### PROBLEM DESCRIPTION
Identify all lines below that hold "this" and collect them.

### Records from a collection of figures

--- START ---

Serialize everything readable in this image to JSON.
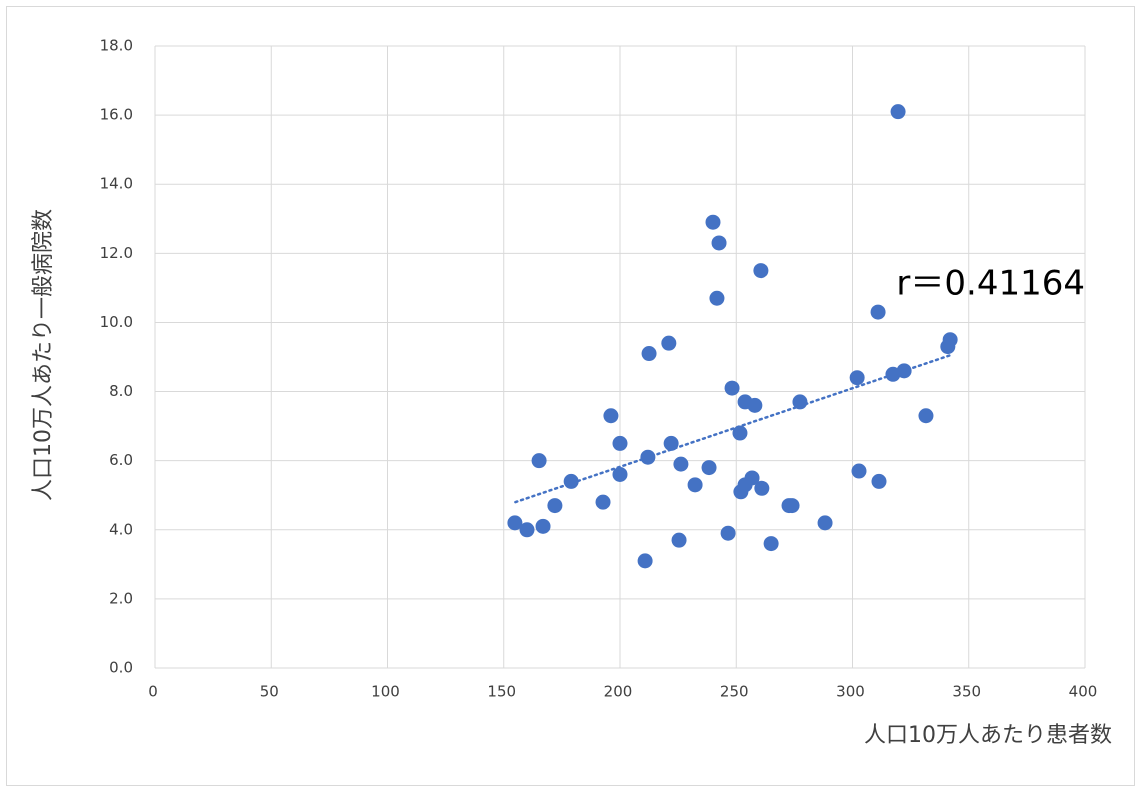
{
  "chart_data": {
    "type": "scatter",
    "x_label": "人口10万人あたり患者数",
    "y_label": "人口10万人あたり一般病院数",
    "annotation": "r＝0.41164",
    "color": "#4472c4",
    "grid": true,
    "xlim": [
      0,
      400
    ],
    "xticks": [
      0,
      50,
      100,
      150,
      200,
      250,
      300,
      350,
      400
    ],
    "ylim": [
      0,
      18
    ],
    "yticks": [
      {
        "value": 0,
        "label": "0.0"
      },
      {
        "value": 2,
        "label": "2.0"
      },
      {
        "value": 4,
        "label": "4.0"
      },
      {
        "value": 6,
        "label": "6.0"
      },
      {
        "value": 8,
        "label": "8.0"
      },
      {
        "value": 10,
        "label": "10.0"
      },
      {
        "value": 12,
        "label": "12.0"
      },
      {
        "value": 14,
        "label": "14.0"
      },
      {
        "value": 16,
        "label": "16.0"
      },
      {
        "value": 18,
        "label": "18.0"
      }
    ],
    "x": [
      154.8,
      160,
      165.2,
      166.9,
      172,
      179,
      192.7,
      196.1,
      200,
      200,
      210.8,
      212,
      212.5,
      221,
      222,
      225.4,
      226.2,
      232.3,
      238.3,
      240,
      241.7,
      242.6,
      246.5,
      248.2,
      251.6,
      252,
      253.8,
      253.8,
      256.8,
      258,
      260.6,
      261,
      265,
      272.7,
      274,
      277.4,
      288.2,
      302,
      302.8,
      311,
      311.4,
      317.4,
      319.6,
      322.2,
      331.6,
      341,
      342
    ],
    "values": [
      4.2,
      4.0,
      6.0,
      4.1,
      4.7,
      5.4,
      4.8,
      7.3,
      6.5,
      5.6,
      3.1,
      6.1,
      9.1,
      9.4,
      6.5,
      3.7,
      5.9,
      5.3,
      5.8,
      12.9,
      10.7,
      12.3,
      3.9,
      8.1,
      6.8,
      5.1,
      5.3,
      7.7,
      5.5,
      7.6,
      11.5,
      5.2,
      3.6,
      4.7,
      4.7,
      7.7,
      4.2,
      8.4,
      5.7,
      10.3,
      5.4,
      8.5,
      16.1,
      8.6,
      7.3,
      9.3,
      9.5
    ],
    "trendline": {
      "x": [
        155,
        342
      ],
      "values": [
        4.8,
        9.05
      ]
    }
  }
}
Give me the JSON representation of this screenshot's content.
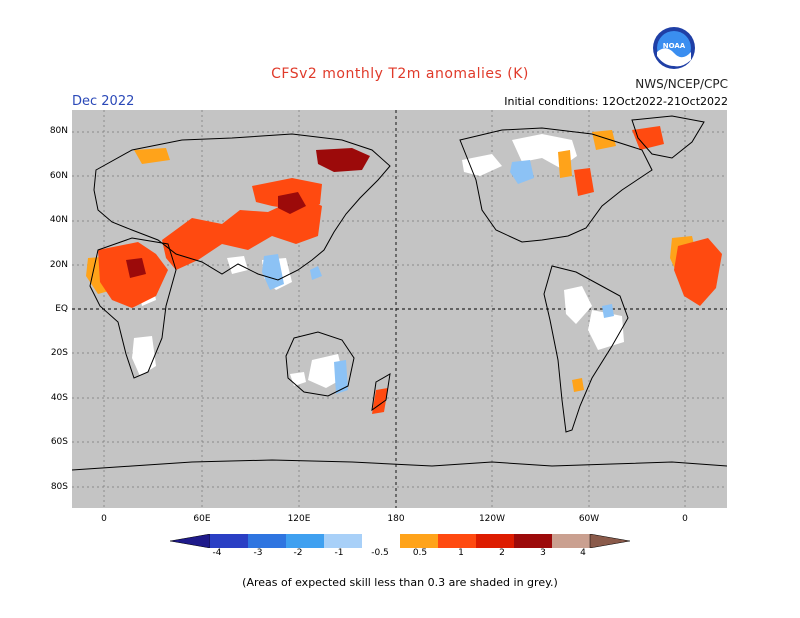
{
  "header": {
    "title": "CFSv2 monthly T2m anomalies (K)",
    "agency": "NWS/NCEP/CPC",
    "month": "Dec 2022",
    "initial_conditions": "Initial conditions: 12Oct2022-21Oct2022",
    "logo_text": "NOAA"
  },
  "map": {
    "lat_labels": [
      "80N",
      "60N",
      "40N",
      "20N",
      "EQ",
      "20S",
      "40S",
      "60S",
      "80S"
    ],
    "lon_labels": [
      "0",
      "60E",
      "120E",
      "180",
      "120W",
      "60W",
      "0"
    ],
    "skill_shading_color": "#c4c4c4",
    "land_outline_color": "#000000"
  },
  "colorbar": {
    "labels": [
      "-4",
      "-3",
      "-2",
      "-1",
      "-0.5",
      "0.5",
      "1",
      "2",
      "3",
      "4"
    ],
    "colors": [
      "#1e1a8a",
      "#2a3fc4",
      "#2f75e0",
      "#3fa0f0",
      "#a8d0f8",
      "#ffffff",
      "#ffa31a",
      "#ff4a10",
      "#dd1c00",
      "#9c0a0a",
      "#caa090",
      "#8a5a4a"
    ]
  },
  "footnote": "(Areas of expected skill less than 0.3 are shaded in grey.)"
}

--- END ---

### EXERCISE RESULT
Serialize everything readable in this image to JSON.
Give me the JSON representation of this screenshot's content.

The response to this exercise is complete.